**PROMPT:** Find every line in the records below that holds the word "content" and copy it.

(Dataset excerpts)
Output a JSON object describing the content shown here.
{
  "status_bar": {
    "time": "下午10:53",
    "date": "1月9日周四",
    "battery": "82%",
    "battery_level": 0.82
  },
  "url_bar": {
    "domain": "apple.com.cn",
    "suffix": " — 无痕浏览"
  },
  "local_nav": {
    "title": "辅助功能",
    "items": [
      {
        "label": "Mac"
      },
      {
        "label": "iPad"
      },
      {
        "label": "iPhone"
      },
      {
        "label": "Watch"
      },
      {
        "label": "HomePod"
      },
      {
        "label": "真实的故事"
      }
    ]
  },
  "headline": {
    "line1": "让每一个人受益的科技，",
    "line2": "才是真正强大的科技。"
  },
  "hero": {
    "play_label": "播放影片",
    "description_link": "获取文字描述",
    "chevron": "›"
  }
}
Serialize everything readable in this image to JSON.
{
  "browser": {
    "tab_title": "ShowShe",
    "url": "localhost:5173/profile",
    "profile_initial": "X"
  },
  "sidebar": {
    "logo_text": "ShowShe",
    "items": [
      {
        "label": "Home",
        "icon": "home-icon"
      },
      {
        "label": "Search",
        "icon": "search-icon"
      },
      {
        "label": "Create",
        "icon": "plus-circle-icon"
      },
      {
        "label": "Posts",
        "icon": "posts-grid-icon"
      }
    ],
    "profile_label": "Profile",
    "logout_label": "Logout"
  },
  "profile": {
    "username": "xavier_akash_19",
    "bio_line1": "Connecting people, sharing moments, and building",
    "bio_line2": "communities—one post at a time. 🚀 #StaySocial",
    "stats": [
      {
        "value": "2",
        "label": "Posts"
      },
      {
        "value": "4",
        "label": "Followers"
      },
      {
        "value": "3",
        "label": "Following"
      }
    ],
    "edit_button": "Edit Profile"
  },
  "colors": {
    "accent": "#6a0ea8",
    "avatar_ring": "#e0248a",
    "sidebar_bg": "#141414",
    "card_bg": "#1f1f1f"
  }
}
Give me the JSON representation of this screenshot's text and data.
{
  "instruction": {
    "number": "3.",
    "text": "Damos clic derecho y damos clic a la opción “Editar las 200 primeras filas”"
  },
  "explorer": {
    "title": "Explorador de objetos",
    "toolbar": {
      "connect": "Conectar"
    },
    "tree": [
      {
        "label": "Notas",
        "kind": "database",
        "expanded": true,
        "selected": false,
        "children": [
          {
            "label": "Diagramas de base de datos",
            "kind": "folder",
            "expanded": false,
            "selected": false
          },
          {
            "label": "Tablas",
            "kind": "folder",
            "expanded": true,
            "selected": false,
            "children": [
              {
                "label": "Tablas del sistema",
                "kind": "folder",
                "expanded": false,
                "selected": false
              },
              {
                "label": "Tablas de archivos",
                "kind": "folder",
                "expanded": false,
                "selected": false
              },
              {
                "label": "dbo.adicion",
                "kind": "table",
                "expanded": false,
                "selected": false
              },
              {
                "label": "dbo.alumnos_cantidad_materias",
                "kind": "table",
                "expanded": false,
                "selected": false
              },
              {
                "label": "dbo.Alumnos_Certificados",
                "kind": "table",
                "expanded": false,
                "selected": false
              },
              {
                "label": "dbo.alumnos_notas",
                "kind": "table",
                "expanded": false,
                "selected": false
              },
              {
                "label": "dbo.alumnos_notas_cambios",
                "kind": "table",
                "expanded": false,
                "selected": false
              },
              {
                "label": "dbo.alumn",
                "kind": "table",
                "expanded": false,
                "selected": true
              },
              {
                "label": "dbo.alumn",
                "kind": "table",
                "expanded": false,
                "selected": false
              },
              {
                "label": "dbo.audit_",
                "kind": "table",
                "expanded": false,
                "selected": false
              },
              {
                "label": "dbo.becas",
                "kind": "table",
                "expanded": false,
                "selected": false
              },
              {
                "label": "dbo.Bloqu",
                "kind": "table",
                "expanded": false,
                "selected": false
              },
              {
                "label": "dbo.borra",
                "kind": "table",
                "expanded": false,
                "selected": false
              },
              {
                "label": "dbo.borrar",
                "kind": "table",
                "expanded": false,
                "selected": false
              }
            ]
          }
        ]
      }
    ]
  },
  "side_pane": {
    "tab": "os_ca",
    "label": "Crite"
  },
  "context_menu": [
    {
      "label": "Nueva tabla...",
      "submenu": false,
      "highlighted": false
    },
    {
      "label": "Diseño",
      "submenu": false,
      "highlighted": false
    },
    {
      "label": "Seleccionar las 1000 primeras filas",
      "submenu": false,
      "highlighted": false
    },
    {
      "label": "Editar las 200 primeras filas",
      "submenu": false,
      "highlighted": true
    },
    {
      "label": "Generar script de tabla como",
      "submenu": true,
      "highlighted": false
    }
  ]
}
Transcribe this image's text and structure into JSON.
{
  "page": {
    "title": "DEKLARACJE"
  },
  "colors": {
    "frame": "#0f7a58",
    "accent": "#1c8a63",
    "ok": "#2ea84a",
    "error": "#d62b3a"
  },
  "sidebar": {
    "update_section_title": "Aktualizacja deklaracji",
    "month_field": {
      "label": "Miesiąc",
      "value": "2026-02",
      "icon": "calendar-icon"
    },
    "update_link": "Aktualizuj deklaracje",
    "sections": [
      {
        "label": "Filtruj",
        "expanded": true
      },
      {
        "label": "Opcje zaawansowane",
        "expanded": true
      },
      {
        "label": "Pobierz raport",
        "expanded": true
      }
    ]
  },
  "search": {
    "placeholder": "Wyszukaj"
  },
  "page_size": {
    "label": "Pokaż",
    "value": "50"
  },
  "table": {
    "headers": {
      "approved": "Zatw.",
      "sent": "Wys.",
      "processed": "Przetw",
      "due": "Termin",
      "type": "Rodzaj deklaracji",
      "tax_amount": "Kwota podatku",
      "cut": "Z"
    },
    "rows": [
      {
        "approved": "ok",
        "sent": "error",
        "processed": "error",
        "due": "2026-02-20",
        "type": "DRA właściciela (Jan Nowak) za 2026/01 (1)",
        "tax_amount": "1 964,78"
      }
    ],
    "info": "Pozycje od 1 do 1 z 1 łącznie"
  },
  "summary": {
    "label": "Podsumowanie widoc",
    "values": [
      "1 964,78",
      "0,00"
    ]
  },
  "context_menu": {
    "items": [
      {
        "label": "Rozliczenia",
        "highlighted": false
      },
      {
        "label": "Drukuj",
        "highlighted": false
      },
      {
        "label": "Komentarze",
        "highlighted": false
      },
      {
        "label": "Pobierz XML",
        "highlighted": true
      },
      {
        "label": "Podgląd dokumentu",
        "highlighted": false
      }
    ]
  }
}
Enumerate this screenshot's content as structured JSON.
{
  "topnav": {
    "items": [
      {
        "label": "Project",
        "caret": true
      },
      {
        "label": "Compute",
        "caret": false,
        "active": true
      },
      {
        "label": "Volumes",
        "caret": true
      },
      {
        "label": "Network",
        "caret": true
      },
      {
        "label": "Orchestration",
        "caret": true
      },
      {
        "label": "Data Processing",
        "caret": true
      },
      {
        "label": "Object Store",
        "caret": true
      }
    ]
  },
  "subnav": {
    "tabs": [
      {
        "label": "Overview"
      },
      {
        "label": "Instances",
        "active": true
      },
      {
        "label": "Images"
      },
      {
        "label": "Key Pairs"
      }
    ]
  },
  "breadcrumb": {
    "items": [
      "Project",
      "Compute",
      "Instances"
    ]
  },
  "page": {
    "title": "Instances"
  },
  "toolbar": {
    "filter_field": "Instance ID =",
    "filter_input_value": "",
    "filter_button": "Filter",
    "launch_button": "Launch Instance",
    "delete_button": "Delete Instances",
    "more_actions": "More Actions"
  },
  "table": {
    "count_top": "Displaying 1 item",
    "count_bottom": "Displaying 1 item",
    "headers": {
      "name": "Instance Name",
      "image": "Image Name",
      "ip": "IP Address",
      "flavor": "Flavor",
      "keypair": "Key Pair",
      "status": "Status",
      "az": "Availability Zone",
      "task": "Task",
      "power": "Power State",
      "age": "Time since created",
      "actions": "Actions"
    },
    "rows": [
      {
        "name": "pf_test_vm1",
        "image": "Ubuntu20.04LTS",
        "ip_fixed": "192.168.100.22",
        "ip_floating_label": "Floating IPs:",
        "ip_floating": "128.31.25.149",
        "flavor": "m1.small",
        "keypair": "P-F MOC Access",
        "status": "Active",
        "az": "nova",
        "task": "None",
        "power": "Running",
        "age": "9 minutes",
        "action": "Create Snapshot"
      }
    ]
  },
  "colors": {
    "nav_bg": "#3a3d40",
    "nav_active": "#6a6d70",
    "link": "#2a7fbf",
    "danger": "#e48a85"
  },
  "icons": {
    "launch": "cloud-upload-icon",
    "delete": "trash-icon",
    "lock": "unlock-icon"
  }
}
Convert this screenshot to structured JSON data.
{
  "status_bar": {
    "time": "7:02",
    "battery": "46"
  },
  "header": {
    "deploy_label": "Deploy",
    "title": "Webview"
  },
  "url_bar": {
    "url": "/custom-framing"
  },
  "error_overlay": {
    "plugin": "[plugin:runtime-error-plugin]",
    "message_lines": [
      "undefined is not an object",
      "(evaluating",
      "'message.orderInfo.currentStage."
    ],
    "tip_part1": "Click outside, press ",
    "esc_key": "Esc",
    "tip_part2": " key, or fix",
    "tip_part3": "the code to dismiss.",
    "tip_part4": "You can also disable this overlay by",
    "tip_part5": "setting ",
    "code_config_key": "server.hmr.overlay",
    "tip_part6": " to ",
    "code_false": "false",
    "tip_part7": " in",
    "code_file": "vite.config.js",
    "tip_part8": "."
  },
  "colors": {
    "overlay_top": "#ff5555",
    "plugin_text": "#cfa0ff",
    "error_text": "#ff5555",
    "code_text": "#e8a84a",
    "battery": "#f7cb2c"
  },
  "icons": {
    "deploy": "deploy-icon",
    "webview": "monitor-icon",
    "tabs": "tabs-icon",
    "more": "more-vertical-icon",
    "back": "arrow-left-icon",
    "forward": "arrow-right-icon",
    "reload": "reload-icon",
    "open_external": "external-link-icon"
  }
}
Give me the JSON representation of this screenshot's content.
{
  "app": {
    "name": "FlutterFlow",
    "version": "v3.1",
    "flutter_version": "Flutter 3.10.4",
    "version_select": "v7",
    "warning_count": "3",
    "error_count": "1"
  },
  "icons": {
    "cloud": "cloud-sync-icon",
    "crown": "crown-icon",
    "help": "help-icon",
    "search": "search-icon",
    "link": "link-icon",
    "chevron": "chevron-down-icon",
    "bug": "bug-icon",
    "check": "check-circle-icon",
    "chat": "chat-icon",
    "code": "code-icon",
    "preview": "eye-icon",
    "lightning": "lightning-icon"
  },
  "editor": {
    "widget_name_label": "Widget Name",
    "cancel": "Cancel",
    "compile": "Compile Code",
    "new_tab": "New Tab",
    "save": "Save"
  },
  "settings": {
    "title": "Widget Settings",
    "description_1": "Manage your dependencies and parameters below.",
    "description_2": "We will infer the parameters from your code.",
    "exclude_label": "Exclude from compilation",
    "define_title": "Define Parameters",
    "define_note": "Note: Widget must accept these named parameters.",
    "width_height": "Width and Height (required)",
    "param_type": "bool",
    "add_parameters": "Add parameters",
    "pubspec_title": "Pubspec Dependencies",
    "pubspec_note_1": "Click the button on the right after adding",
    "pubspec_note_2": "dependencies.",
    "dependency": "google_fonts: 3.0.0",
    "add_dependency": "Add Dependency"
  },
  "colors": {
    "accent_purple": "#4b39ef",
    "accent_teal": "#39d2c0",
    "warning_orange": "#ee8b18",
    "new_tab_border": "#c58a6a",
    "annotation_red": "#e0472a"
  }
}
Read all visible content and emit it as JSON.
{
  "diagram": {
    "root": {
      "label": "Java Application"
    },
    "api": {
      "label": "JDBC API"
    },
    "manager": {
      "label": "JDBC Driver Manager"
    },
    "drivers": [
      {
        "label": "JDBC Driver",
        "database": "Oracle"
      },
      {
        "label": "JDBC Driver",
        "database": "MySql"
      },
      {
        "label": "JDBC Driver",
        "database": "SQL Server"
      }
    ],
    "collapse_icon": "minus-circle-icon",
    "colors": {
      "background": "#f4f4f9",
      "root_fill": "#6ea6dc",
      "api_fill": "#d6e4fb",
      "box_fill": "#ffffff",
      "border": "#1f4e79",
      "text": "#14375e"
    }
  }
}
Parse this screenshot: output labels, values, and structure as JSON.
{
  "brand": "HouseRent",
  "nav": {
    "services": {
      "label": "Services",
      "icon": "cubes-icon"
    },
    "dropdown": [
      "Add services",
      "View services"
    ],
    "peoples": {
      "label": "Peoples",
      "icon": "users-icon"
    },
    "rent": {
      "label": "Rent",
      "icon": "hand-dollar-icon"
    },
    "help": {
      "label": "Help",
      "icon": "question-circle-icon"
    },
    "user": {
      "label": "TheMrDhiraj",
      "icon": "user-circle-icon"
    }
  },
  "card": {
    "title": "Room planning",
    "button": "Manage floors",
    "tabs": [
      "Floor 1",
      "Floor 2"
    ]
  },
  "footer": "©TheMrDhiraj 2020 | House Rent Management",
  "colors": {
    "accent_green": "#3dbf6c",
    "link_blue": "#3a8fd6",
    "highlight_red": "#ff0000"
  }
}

**REPLY:**
Output a JSON object describing the content shown here.
Enumerate this screenshot's content as structured JSON.
Give me the JSON representation of this screenshot's content.
Read all visible content and emit it as JSON.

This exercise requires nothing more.